● **Dataset records**:
━━━
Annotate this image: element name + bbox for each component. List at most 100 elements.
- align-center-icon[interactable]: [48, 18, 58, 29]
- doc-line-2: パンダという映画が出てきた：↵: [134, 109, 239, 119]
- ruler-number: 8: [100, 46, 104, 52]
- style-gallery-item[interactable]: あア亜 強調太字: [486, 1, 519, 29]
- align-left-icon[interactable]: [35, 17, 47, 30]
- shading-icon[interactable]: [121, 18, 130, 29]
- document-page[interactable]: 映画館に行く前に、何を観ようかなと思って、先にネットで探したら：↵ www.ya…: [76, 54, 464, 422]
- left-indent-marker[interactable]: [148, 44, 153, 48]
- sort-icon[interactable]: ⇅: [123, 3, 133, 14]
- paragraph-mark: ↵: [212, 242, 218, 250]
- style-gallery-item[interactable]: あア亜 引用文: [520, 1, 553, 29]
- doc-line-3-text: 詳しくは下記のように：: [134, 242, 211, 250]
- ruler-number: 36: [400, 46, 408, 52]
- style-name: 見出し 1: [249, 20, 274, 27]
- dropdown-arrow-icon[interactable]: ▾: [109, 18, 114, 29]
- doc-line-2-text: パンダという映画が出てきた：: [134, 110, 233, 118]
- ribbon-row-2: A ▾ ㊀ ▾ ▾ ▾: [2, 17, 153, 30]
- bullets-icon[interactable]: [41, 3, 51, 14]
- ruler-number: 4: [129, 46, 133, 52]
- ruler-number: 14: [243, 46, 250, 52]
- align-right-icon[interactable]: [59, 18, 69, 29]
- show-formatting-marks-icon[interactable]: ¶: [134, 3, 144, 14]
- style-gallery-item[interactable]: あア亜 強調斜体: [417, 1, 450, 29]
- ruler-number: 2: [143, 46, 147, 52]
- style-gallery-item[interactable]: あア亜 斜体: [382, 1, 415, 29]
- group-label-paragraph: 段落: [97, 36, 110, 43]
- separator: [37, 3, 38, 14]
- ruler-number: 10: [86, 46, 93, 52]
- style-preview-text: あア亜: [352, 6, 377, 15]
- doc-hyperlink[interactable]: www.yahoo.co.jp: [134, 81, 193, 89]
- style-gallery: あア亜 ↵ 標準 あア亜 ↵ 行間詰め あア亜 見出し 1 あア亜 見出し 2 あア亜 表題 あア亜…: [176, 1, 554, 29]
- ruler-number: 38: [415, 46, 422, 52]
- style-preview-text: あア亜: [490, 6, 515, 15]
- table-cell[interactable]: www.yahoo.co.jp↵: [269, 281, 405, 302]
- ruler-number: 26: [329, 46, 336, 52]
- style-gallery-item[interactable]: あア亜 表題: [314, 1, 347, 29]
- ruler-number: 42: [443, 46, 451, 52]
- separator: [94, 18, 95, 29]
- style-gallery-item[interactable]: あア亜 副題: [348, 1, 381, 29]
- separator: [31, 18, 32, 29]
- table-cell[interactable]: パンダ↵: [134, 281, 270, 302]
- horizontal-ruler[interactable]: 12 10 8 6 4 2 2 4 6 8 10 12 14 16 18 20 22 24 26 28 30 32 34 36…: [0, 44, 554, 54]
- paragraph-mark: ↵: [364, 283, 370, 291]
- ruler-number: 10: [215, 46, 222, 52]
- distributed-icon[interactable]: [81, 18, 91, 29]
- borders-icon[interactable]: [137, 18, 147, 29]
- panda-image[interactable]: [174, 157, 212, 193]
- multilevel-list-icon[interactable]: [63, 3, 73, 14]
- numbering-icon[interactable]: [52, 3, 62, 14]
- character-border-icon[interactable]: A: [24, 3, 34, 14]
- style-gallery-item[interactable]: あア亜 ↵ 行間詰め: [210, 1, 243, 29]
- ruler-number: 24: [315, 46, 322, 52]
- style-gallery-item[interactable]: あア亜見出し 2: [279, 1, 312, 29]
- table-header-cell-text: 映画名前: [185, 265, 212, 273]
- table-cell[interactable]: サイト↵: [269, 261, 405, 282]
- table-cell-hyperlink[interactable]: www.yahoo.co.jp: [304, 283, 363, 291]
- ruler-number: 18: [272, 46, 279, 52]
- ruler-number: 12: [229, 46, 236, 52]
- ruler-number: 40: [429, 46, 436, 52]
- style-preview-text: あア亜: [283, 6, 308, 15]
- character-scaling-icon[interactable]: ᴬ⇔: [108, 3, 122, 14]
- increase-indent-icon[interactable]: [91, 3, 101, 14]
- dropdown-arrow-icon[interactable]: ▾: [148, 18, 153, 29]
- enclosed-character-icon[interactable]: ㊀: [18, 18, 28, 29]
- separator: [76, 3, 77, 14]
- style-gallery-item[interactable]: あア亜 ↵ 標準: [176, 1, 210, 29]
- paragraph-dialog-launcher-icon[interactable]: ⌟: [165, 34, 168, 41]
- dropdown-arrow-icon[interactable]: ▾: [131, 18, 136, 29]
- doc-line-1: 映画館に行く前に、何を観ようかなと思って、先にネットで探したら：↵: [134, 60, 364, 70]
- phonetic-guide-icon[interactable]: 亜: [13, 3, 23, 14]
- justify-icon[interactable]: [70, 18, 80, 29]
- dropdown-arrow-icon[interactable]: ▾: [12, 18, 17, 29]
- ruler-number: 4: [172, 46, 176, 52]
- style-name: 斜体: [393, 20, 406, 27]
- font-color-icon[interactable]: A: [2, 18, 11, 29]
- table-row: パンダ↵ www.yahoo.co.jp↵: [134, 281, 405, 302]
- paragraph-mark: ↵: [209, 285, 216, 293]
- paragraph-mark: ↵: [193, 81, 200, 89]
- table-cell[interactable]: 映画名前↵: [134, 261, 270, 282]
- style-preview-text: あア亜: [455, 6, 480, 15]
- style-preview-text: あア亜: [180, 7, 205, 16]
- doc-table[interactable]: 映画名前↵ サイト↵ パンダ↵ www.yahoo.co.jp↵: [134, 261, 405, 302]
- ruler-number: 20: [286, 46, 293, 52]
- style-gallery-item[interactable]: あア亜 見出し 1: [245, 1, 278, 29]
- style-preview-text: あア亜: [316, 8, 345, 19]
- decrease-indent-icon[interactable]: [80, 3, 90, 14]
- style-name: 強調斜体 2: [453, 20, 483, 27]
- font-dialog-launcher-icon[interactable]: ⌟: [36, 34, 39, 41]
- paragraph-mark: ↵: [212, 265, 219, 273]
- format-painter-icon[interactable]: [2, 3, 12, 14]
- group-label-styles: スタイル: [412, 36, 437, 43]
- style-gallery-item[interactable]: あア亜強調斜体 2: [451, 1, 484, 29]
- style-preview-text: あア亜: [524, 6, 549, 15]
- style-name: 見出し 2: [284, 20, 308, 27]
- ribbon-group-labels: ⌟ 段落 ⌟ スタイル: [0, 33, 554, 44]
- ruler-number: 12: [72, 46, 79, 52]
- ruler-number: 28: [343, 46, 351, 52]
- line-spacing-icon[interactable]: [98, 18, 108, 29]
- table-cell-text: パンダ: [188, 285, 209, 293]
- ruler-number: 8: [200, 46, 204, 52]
━━━
● **Written problem**: Write out every one of the rows above, character for character.

● **Result of this exercise**:
Annotate this image: element name + bbox for each component. List at most 100 elements.
- align-center-icon[interactable]: [48, 18, 58, 29]
- doc-line-2: パンダという映画が出てきた：↵: [134, 109, 239, 119]
- ruler-number: 8: [100, 46, 104, 52]
- style-gallery-item[interactable]: あア亜 強調太字: [486, 1, 519, 29]
- align-left-icon[interactable]: [35, 17, 47, 30]
- shading-icon[interactable]: [121, 18, 130, 29]
- document-page[interactable]: 映画館に行く前に、何を観ようかなと思って、先にネットで探したら：↵ www.ya…: [76, 54, 464, 422]
- left-indent-marker[interactable]: [148, 44, 153, 48]
- sort-icon[interactable]: ⇅: [123, 3, 133, 14]
- paragraph-mark: ↵: [212, 242, 218, 250]
- style-gallery-item[interactable]: あア亜 引用文: [520, 1, 553, 29]
- doc-line-3-text: 詳しくは下記のように：: [134, 242, 211, 250]
- ruler-number: 36: [400, 46, 408, 52]
- style-name: 見出し 1: [249, 20, 274, 27]
- dropdown-arrow-icon[interactable]: ▾: [109, 18, 114, 29]
- doc-line-2-text: パンダという映画が出てきた：: [134, 110, 233, 118]
- ribbon-row-2: A ▾ ㊀ ▾ ▾ ▾: [2, 17, 153, 30]
- bullets-icon[interactable]: [41, 3, 51, 14]
- ruler-number: 4: [129, 46, 133, 52]
- ruler-number: 14: [243, 46, 250, 52]
- align-right-icon[interactable]: [59, 18, 69, 29]
- show-formatting-marks-icon[interactable]: ¶: [134, 3, 144, 14]
- style-gallery-item[interactable]: あア亜 強調斜体: [417, 1, 450, 29]
- ruler-number: 2: [143, 46, 147, 52]
- style-gallery-item[interactable]: あア亜 斜体: [382, 1, 415, 29]
- group-label-paragraph: 段落: [97, 36, 110, 43]
- separator: [37, 3, 38, 14]
- ruler-number: 10: [86, 46, 93, 52]
- style-preview-text: あア亜: [352, 6, 377, 15]
- doc-hyperlink[interactable]: www.yahoo.co.jp: [134, 81, 193, 89]
- style-gallery: あア亜 ↵ 標準 あア亜 ↵ 行間詰め あア亜 見出し 1 あア亜 見出し 2 あア亜 表題 あア亜…: [176, 1, 554, 29]
- ruler-number: 38: [415, 46, 422, 52]
- style-preview-text: あア亜: [490, 6, 515, 15]
- table-cell[interactable]: www.yahoo.co.jp↵: [269, 281, 405, 302]
- ruler-number: 26: [329, 46, 336, 52]
- style-gallery-item[interactable]: あア亜 表題: [314, 1, 347, 29]
- ruler-number: 42: [443, 46, 451, 52]
- separator: [94, 18, 95, 29]
- style-gallery-item[interactable]: あア亜 副題: [348, 1, 381, 29]
- separator: [31, 18, 32, 29]
- table-cell[interactable]: パンダ↵: [134, 281, 270, 302]
- horizontal-ruler[interactable]: 12 10 8 6 4 2 2 4 6 8 10 12 14 16 18 20 22 24 26 28 30 32 34 36…: [0, 44, 554, 54]
- paragraph-mark: ↵: [364, 283, 370, 291]
- ruler-number: 10: [215, 46, 222, 52]
- distributed-icon[interactable]: [81, 18, 91, 29]
- borders-icon[interactable]: [137, 18, 147, 29]
- panda-image[interactable]: [174, 157, 212, 193]
- multilevel-list-icon[interactable]: [63, 3, 73, 14]
- numbering-icon[interactable]: [52, 3, 62, 14]
- character-border-icon[interactable]: A: [24, 3, 34, 14]
- style-gallery-item[interactable]: あア亜 ↵ 行間詰め: [210, 1, 243, 29]
- ruler-number: 24: [315, 46, 322, 52]
- style-gallery-item[interactable]: あア亜見出し 2: [279, 1, 312, 29]
- table-header-cell-text: 映画名前: [185, 265, 212, 273]
- table-cell[interactable]: サイト↵: [269, 261, 405, 282]
- table-cell-hyperlink[interactable]: www.yahoo.co.jp: [304, 283, 363, 291]
- ruler-number: 18: [272, 46, 279, 52]
- ruler-number: 12: [229, 46, 236, 52]
- ruler-number: 40: [429, 46, 436, 52]
- style-preview-text: あア亜: [283, 6, 308, 15]
- character-scaling-icon[interactable]: ᴬ⇔: [108, 3, 122, 14]
- increase-indent-icon[interactable]: [91, 3, 101, 14]
- dropdown-arrow-icon[interactable]: ▾: [148, 18, 153, 29]
- enclosed-character-icon[interactable]: ㊀: [18, 18, 28, 29]
- separator: [76, 3, 77, 14]
- style-gallery-item[interactable]: あア亜 ↵ 標準: [176, 1, 210, 29]
- paragraph-dialog-launcher-icon[interactable]: ⌟: [165, 34, 168, 41]
- dropdown-arrow-icon[interactable]: ▾: [131, 18, 136, 29]
- doc-line-1: 映画館に行く前に、何を観ようかなと思って、先にネットで探したら：↵: [134, 60, 364, 70]
- phonetic-guide-icon[interactable]: 亜: [13, 3, 23, 14]
- justify-icon[interactable]: [70, 18, 80, 29]
- dropdown-arrow-icon[interactable]: ▾: [12, 18, 17, 29]
- ruler-number: 4: [172, 46, 176, 52]
- style-name: 斜体: [393, 20, 406, 27]
- font-color-icon[interactable]: A: [2, 18, 11, 29]
- table-row: パンダ↵ www.yahoo.co.jp↵: [134, 281, 405, 302]
- paragraph-mark: ↵: [209, 285, 216, 293]
- paragraph-mark: ↵: [193, 81, 200, 89]
- table-cell[interactable]: 映画名前↵: [134, 261, 270, 282]
- style-preview-text: あア亜: [455, 6, 480, 15]
- style-preview-text: あア亜: [180, 7, 205, 16]
- doc-table[interactable]: 映画名前↵ サイト↵ パンダ↵ www.yahoo.co.jp↵: [134, 261, 405, 302]
- ruler-number: 20: [286, 46, 293, 52]
- style-gallery-item[interactable]: あア亜 見出し 1: [245, 1, 278, 29]
- style-preview-text: あア亜: [316, 8, 345, 19]
- decrease-indent-icon[interactable]: [80, 3, 90, 14]
- style-name: 強調斜体 2: [453, 20, 483, 27]
- font-dialog-launcher-icon[interactable]: ⌟: [36, 34, 39, 41]
- paragraph-mark: ↵: [212, 265, 219, 273]
- format-painter-icon[interactable]: [2, 3, 12, 14]
- group-label-styles: スタイル: [412, 36, 437, 43]
- style-gallery-item[interactable]: あア亜強調斜体 2: [451, 1, 484, 29]
- style-preview-text: あア亜: [524, 6, 549, 15]
- style-name: 見出し 2: [284, 20, 308, 27]
- ribbon-group-labels: ⌟ 段落 ⌟ スタイル: [0, 33, 554, 44]
- ruler-number: 12: [72, 46, 79, 52]
- ruler-number: 28: [343, 46, 351, 52]
- line-spacing-icon[interactable]: [98, 18, 108, 29]
- table-cell-text: パンダ: [188, 285, 209, 293]
- ruler-number: 8: [200, 46, 204, 52]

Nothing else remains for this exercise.